Locate each line below that includes "давления" and reproduce it.

===== Stored records

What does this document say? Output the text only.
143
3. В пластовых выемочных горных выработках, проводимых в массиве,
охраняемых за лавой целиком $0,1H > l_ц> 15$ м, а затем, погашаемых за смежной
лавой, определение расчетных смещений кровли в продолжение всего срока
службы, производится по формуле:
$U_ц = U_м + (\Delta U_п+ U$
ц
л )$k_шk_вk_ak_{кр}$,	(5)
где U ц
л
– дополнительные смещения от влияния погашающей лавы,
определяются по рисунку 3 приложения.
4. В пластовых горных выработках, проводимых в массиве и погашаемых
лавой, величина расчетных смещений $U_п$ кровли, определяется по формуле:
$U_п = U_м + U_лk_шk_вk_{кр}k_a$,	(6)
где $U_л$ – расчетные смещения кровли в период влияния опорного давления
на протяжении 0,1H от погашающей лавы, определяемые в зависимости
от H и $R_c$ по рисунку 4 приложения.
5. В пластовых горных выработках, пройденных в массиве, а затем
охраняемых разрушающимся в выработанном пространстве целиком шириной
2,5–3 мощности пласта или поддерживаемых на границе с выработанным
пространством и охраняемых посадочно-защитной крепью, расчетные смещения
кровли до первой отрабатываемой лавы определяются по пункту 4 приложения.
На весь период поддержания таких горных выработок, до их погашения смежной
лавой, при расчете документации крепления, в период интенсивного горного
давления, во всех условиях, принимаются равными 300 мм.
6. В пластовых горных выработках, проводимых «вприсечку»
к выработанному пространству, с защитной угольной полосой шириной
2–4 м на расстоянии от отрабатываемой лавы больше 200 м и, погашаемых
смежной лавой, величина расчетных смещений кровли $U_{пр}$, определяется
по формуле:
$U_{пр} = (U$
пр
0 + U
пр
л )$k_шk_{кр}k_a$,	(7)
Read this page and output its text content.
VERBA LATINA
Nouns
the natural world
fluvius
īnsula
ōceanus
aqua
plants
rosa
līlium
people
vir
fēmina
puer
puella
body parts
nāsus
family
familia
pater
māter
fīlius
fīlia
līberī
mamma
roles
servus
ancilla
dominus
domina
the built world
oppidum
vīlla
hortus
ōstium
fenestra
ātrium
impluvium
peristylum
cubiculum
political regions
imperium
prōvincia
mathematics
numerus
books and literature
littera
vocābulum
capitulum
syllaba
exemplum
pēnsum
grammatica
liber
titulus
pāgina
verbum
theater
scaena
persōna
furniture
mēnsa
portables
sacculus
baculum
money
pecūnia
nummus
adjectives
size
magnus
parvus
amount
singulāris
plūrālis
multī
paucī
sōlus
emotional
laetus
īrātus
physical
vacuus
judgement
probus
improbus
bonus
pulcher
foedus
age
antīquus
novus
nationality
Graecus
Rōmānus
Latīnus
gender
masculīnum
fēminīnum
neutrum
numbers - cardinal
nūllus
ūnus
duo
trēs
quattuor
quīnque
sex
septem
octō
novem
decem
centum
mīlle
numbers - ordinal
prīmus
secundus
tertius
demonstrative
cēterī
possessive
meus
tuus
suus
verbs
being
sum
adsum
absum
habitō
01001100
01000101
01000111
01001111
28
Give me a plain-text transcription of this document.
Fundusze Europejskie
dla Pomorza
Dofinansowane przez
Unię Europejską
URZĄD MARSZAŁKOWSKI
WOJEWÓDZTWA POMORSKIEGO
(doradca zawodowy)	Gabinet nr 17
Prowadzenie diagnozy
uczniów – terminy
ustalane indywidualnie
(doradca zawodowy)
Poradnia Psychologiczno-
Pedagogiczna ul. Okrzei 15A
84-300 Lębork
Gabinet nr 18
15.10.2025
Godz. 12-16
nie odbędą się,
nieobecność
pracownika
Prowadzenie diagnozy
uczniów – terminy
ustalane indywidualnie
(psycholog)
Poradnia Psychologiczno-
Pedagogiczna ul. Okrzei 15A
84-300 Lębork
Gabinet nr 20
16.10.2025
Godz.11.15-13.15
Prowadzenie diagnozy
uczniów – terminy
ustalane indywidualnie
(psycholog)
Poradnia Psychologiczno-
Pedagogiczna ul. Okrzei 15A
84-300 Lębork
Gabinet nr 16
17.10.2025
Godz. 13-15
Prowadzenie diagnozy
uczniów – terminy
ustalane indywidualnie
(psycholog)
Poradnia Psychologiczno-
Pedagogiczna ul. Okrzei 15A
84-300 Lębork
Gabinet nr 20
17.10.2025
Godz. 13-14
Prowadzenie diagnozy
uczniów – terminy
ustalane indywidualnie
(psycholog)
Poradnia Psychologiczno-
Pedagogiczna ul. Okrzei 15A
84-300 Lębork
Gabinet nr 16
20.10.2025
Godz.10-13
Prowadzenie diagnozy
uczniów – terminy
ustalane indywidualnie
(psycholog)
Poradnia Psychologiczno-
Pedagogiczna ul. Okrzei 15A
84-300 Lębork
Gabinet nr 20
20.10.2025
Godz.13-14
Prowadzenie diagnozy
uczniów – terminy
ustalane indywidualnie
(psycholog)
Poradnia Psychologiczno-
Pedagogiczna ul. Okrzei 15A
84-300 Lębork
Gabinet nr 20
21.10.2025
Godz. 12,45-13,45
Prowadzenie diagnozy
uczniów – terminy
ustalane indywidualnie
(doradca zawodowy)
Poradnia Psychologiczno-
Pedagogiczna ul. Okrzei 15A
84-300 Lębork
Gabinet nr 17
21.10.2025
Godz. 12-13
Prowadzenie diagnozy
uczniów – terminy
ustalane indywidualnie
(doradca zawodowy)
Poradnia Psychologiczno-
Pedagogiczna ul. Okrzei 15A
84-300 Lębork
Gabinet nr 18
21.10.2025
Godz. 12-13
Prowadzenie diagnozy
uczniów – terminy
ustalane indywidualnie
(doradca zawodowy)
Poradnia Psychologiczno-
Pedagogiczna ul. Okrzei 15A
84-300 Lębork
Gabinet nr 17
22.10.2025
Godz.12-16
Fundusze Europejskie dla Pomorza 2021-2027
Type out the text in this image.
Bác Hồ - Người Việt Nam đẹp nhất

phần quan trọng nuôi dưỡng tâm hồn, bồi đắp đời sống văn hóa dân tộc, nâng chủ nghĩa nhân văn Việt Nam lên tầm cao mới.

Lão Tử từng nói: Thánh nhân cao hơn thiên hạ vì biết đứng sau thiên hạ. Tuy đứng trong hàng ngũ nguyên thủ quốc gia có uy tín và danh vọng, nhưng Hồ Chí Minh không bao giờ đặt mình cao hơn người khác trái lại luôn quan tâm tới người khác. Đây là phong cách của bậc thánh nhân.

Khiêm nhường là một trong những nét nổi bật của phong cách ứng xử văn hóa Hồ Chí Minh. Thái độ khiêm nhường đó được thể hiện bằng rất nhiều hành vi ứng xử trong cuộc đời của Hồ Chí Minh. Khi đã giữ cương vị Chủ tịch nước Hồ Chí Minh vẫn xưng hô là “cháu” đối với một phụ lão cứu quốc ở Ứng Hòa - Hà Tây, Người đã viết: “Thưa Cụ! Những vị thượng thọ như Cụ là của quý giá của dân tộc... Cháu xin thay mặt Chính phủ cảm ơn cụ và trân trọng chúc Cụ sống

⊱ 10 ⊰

==========

** Output of the exercise **
где $U_л$ – расчетные смещения кровли в период влияния опорного давления
давления, во всех условиях, принимаются равными 300 мм.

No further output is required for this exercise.